## Your objective
Reproduce the stretch of data from its beginning through the line containing "entry-line [33,146,602,160]", substituting "Uppsala" for "Lund" and leaving everything else unchanged.

## Records supplied
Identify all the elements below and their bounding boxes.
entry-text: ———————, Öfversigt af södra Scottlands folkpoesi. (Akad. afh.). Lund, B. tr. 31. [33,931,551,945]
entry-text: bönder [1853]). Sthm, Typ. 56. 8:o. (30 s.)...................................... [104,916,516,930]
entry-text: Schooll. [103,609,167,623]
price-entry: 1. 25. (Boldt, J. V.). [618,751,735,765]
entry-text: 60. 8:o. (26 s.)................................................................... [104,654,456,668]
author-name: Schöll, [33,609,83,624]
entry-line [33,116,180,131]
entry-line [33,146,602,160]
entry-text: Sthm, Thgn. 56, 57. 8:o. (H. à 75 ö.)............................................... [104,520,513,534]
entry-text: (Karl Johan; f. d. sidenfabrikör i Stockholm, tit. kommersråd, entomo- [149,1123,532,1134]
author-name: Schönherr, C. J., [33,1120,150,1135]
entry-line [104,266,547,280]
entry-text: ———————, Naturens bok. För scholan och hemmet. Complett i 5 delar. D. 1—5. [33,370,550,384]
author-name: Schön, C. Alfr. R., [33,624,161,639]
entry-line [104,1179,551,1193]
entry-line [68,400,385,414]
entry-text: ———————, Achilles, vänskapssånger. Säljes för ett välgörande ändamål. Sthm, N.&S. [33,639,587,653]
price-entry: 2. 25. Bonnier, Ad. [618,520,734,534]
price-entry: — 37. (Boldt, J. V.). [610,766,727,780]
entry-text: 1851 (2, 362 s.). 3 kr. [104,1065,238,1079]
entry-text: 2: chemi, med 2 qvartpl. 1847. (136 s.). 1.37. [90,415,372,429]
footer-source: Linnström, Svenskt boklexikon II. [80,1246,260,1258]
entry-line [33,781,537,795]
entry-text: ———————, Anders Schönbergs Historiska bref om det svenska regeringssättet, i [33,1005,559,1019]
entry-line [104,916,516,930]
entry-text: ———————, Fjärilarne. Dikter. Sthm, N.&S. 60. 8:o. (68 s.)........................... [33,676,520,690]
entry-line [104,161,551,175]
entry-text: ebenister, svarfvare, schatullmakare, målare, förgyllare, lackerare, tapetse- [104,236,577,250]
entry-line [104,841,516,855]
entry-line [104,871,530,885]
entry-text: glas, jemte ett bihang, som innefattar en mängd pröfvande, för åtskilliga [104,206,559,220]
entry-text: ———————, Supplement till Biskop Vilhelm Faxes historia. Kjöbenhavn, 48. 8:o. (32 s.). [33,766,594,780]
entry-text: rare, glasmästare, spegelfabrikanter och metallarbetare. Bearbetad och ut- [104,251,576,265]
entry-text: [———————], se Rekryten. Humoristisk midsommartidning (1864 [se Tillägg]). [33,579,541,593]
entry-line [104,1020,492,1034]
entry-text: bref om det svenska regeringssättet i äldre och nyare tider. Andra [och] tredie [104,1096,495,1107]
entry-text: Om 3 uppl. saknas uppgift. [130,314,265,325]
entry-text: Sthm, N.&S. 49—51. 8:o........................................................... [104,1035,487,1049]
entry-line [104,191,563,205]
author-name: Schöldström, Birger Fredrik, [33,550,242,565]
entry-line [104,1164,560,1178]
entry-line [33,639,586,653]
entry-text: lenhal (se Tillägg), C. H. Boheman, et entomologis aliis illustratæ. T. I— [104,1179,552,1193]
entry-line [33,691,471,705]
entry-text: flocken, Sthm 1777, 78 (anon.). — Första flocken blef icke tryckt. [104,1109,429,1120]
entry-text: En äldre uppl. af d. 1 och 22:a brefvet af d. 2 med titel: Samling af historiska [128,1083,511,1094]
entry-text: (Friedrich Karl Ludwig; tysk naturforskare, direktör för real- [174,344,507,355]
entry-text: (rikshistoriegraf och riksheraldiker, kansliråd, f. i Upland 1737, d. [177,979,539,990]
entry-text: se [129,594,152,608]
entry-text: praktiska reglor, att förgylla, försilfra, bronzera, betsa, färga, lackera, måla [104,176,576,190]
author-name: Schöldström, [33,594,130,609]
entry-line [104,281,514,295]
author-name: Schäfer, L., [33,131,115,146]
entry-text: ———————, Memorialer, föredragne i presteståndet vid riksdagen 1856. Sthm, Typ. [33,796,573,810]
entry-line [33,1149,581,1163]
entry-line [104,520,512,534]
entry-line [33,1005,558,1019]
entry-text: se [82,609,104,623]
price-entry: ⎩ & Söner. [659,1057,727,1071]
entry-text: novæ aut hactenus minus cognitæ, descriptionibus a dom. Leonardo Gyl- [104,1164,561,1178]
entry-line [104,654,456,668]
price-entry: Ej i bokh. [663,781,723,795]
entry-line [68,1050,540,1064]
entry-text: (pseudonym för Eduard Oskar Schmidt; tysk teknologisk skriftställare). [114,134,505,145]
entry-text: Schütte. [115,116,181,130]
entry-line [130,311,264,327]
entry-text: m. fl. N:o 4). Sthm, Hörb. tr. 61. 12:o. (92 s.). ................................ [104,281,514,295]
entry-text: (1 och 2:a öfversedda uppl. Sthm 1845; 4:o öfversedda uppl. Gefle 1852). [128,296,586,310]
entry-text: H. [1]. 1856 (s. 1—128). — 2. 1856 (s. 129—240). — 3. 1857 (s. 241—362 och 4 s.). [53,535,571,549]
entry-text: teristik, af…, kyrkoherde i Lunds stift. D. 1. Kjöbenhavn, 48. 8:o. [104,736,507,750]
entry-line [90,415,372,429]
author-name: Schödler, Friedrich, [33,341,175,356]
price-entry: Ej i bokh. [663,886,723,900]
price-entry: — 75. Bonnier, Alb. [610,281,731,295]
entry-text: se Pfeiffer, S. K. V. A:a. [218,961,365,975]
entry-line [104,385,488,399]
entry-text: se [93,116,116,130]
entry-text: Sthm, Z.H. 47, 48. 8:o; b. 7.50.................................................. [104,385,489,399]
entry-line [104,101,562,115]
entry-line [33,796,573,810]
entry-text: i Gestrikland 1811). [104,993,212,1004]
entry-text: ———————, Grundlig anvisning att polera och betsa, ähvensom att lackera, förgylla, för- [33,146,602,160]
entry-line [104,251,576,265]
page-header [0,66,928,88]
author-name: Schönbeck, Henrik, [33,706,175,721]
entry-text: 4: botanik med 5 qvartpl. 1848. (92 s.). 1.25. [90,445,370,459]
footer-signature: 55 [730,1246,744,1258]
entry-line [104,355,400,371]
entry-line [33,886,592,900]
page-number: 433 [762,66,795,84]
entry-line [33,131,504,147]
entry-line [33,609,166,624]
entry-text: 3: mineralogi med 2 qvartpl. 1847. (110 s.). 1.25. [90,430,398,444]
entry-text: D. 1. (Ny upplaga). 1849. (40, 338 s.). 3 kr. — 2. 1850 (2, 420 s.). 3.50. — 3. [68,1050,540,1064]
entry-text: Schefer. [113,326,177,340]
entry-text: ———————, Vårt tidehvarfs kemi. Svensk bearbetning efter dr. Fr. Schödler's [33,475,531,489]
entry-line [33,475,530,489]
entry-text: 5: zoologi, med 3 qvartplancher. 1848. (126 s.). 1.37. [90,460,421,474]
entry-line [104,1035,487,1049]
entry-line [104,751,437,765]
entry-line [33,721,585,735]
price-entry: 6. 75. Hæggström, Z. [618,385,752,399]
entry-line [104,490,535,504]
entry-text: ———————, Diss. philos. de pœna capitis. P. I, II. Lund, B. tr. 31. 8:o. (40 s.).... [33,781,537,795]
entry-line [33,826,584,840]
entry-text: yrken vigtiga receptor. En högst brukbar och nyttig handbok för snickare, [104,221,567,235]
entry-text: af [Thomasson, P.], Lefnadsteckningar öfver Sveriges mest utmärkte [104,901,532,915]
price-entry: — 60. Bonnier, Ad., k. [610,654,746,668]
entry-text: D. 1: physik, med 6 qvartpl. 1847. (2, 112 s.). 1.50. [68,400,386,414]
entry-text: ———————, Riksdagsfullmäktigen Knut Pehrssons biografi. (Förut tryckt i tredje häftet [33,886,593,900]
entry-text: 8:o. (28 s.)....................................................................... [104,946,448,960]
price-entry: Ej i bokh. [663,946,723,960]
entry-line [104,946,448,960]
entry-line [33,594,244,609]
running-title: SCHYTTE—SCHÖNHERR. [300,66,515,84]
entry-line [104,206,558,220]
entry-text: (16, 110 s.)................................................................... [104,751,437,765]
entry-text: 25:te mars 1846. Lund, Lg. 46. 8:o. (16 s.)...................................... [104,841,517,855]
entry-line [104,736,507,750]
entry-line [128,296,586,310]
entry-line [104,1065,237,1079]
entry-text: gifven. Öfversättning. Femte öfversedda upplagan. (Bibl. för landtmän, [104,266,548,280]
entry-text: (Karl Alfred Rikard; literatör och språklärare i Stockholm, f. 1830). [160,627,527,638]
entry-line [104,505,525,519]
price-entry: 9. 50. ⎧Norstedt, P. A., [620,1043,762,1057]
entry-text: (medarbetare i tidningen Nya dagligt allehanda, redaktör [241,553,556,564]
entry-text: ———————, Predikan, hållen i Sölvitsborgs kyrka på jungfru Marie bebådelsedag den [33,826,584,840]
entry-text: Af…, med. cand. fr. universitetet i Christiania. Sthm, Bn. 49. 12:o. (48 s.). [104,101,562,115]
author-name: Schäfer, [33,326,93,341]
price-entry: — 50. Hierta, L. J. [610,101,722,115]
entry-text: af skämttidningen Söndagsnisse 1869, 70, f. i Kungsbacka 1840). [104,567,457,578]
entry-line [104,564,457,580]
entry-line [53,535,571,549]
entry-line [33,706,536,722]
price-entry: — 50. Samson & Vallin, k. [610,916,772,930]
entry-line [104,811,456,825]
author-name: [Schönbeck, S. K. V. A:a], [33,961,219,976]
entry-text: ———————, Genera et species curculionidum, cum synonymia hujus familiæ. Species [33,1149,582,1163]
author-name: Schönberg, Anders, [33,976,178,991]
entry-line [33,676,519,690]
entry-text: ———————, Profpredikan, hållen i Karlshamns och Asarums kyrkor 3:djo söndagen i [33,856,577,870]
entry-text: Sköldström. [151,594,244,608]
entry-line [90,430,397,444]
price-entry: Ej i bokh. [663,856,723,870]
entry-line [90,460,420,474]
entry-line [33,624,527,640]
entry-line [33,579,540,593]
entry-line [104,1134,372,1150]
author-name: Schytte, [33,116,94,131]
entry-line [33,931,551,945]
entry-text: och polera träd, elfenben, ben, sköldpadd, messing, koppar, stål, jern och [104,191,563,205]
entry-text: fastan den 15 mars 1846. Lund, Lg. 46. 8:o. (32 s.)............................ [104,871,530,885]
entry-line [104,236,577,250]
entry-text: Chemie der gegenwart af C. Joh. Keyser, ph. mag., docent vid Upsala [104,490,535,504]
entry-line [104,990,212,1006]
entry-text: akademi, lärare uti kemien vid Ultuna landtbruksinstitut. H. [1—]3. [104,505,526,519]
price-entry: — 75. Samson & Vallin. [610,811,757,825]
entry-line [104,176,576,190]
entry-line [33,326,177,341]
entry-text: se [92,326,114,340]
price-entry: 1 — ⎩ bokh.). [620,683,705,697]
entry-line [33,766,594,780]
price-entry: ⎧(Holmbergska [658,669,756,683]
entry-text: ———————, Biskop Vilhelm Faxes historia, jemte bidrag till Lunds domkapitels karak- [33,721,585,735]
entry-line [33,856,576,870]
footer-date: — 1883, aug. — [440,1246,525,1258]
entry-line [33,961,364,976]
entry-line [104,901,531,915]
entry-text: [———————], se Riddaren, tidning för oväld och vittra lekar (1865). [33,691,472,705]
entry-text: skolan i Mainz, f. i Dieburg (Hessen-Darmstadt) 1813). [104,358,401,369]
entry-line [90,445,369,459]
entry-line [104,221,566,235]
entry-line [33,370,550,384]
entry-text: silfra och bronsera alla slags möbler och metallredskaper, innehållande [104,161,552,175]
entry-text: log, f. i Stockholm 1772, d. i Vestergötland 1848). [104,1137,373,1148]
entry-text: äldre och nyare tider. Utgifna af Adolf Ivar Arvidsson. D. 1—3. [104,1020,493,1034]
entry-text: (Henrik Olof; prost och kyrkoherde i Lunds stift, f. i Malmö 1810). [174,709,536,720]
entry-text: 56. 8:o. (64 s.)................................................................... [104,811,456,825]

## Solved exercise
Identify all the elements below and their bounding boxes.
entry-text: ———————, Öfversigt af södra Scottlands folkpoesi. (Akad. afh.). Uppsala, B. tr. 31. [33,931,551,945]
entry-text: bönder [1853]). Sthm, Typ. 56. 8:o. (30 s.)...................................... [104,916,516,930]
entry-text: Schooll. [103,609,167,623]
price-entry: 1. 25. (Boldt, J. V.). [618,751,735,765]
entry-text: 60. 8:o. (26 s.)................................................................... [104,654,456,668]
author-name: Schöll, [33,609,83,624]
entry-line [33,116,180,131]
entry-line [33,146,602,160]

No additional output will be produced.